▶ _GOAL_
A verbatim copy of the records is required, with all pictures left out.

▶ _LISTING_
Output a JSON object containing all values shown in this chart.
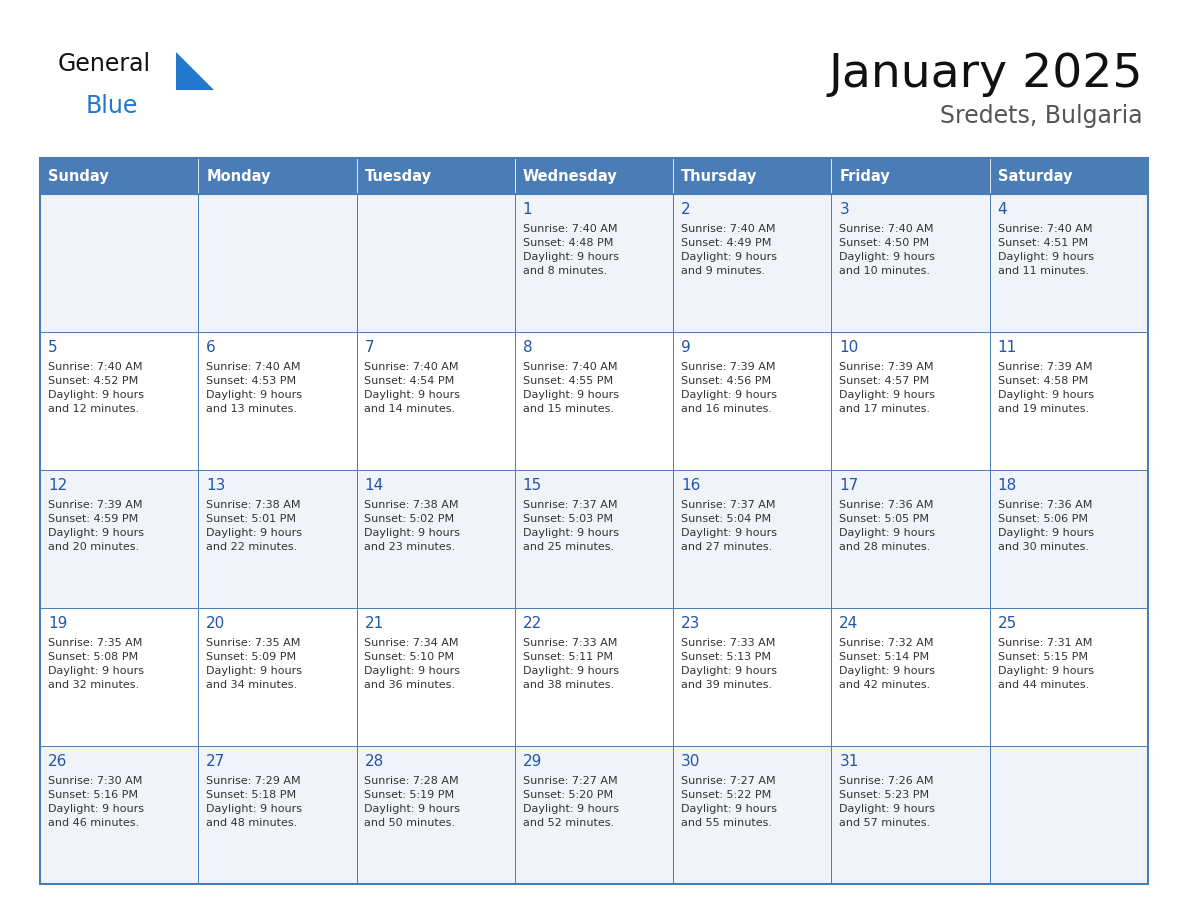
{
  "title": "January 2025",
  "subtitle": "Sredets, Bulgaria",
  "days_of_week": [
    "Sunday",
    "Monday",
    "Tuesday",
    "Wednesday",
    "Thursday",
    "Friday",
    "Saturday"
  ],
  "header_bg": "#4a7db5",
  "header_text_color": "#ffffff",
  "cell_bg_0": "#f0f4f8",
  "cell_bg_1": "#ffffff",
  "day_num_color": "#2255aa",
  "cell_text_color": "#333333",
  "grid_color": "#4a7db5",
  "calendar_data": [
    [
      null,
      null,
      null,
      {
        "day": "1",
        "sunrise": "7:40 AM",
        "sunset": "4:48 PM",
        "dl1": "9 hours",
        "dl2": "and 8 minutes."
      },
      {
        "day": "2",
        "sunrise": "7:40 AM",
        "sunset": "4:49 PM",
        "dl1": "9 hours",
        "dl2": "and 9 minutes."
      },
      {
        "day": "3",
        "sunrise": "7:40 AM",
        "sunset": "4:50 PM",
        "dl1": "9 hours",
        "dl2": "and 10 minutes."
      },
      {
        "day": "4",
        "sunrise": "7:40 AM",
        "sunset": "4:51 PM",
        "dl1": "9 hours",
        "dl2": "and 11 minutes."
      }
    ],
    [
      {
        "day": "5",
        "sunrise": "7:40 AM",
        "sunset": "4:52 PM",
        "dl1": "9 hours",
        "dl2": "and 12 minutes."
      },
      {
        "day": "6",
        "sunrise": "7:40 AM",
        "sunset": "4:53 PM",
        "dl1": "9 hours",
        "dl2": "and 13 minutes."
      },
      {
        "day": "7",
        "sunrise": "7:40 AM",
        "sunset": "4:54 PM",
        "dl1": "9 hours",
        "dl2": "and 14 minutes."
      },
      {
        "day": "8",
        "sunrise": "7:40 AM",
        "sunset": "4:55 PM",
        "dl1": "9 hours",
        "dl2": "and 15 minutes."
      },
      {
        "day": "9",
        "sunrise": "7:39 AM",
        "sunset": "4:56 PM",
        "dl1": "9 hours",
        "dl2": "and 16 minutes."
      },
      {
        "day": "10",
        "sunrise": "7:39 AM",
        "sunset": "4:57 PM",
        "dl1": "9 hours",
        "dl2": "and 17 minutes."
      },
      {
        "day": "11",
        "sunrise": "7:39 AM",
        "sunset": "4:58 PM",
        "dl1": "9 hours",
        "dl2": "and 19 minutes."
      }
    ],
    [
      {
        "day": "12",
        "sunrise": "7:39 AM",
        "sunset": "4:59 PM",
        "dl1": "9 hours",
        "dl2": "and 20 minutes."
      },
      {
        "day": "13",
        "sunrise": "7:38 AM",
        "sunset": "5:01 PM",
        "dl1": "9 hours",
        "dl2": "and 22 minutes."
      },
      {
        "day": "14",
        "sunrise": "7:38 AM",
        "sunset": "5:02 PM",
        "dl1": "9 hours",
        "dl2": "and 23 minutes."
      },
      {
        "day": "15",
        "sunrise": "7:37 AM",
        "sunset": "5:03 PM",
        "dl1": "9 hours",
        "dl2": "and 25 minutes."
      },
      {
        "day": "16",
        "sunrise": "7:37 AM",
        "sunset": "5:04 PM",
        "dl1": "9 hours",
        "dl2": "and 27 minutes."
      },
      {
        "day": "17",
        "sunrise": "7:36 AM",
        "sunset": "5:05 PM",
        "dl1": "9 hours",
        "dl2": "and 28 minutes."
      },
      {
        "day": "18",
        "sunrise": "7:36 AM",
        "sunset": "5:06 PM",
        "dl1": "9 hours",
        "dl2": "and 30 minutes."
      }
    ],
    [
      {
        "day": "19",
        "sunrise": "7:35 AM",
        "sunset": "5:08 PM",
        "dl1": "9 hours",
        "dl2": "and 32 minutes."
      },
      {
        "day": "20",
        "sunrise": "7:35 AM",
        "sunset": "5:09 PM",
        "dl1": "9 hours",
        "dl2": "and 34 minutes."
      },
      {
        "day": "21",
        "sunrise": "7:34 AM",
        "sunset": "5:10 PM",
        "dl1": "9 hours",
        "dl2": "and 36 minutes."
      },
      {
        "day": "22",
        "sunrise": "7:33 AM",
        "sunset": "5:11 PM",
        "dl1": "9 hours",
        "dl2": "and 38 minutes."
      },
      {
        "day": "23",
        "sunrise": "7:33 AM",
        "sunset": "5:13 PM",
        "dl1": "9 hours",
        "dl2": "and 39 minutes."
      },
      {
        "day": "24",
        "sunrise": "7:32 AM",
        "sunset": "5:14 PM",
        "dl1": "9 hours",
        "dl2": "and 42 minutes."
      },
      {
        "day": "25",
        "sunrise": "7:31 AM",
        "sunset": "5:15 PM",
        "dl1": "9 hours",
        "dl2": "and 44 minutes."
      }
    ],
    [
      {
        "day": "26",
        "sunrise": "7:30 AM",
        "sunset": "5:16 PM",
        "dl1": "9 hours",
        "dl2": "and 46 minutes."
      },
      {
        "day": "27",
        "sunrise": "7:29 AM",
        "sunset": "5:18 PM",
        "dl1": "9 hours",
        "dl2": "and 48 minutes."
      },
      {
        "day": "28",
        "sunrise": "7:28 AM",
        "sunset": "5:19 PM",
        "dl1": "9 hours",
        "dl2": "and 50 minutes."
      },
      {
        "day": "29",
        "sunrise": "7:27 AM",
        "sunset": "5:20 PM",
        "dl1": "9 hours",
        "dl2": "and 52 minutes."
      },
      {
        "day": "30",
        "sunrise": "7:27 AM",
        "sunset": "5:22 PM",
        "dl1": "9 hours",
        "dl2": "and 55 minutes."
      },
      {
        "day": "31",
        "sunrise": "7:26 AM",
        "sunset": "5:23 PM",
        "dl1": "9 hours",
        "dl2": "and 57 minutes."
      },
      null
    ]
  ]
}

▶ _SOLUTION TO THIS EXERCISE_
Output a JSON object containing all values shown in this chart.
{
  "title": "January 2025",
  "subtitle": "Sredets, Bulgaria",
  "days_of_week": [
    "Sunday",
    "Monday",
    "Tuesday",
    "Wednesday",
    "Thursday",
    "Friday",
    "Saturday"
  ],
  "header_bg": "#4a7db5",
  "header_text_color": "#ffffff",
  "cell_bg_0": "#f0f4f8",
  "cell_bg_1": "#ffffff",
  "day_num_color": "#2255aa",
  "cell_text_color": "#333333",
  "grid_color": "#4a7db5",
  "calendar_data": [
    [
      null,
      null,
      null,
      {
        "day": "1",
        "sunrise": "7:40 AM",
        "sunset": "4:48 PM",
        "dl1": "9 hours",
        "dl2": "and 8 minutes."
      },
      {
        "day": "2",
        "sunrise": "7:40 AM",
        "sunset": "4:49 PM",
        "dl1": "9 hours",
        "dl2": "and 9 minutes."
      },
      {
        "day": "3",
        "sunrise": "7:40 AM",
        "sunset": "4:50 PM",
        "dl1": "9 hours",
        "dl2": "and 10 minutes."
      },
      {
        "day": "4",
        "sunrise": "7:40 AM",
        "sunset": "4:51 PM",
        "dl1": "9 hours",
        "dl2": "and 11 minutes."
      }
    ],
    [
      {
        "day": "5",
        "sunrise": "7:40 AM",
        "sunset": "4:52 PM",
        "dl1": "9 hours",
        "dl2": "and 12 minutes."
      },
      {
        "day": "6",
        "sunrise": "7:40 AM",
        "sunset": "4:53 PM",
        "dl1": "9 hours",
        "dl2": "and 13 minutes."
      },
      {
        "day": "7",
        "sunrise": "7:40 AM",
        "sunset": "4:54 PM",
        "dl1": "9 hours",
        "dl2": "and 14 minutes."
      },
      {
        "day": "8",
        "sunrise": "7:40 AM",
        "sunset": "4:55 PM",
        "dl1": "9 hours",
        "dl2": "and 15 minutes."
      },
      {
        "day": "9",
        "sunrise": "7:39 AM",
        "sunset": "4:56 PM",
        "dl1": "9 hours",
        "dl2": "and 16 minutes."
      },
      {
        "day": "10",
        "sunrise": "7:39 AM",
        "sunset": "4:57 PM",
        "dl1": "9 hours",
        "dl2": "and 17 minutes."
      },
      {
        "day": "11",
        "sunrise": "7:39 AM",
        "sunset": "4:58 PM",
        "dl1": "9 hours",
        "dl2": "and 19 minutes."
      }
    ],
    [
      {
        "day": "12",
        "sunrise": "7:39 AM",
        "sunset": "4:59 PM",
        "dl1": "9 hours",
        "dl2": "and 20 minutes."
      },
      {
        "day": "13",
        "sunrise": "7:38 AM",
        "sunset": "5:01 PM",
        "dl1": "9 hours",
        "dl2": "and 22 minutes."
      },
      {
        "day": "14",
        "sunrise": "7:38 AM",
        "sunset": "5:02 PM",
        "dl1": "9 hours",
        "dl2": "and 23 minutes."
      },
      {
        "day": "15",
        "sunrise": "7:37 AM",
        "sunset": "5:03 PM",
        "dl1": "9 hours",
        "dl2": "and 25 minutes."
      },
      {
        "day": "16",
        "sunrise": "7:37 AM",
        "sunset": "5:04 PM",
        "dl1": "9 hours",
        "dl2": "and 27 minutes."
      },
      {
        "day": "17",
        "sunrise": "7:36 AM",
        "sunset": "5:05 PM",
        "dl1": "9 hours",
        "dl2": "and 28 minutes."
      },
      {
        "day": "18",
        "sunrise": "7:36 AM",
        "sunset": "5:06 PM",
        "dl1": "9 hours",
        "dl2": "and 30 minutes."
      }
    ],
    [
      {
        "day": "19",
        "sunrise": "7:35 AM",
        "sunset": "5:08 PM",
        "dl1": "9 hours",
        "dl2": "and 32 minutes."
      },
      {
        "day": "20",
        "sunrise": "7:35 AM",
        "sunset": "5:09 PM",
        "dl1": "9 hours",
        "dl2": "and 34 minutes."
      },
      {
        "day": "21",
        "sunrise": "7:34 AM",
        "sunset": "5:10 PM",
        "dl1": "9 hours",
        "dl2": "and 36 minutes."
      },
      {
        "day": "22",
        "sunrise": "7:33 AM",
        "sunset": "5:11 PM",
        "dl1": "9 hours",
        "dl2": "and 38 minutes."
      },
      {
        "day": "23",
        "sunrise": "7:33 AM",
        "sunset": "5:13 PM",
        "dl1": "9 hours",
        "dl2": "and 39 minutes."
      },
      {
        "day": "24",
        "sunrise": "7:32 AM",
        "sunset": "5:14 PM",
        "dl1": "9 hours",
        "dl2": "and 42 minutes."
      },
      {
        "day": "25",
        "sunrise": "7:31 AM",
        "sunset": "5:15 PM",
        "dl1": "9 hours",
        "dl2": "and 44 minutes."
      }
    ],
    [
      {
        "day": "26",
        "sunrise": "7:30 AM",
        "sunset": "5:16 PM",
        "dl1": "9 hours",
        "dl2": "and 46 minutes."
      },
      {
        "day": "27",
        "sunrise": "7:29 AM",
        "sunset": "5:18 PM",
        "dl1": "9 hours",
        "dl2": "and 48 minutes."
      },
      {
        "day": "28",
        "sunrise": "7:28 AM",
        "sunset": "5:19 PM",
        "dl1": "9 hours",
        "dl2": "and 50 minutes."
      },
      {
        "day": "29",
        "sunrise": "7:27 AM",
        "sunset": "5:20 PM",
        "dl1": "9 hours",
        "dl2": "and 52 minutes."
      },
      {
        "day": "30",
        "sunrise": "7:27 AM",
        "sunset": "5:22 PM",
        "dl1": "9 hours",
        "dl2": "and 55 minutes."
      },
      {
        "day": "31",
        "sunrise": "7:26 AM",
        "sunset": "5:23 PM",
        "dl1": "9 hours",
        "dl2": "and 57 minutes."
      },
      null
    ]
  ]
}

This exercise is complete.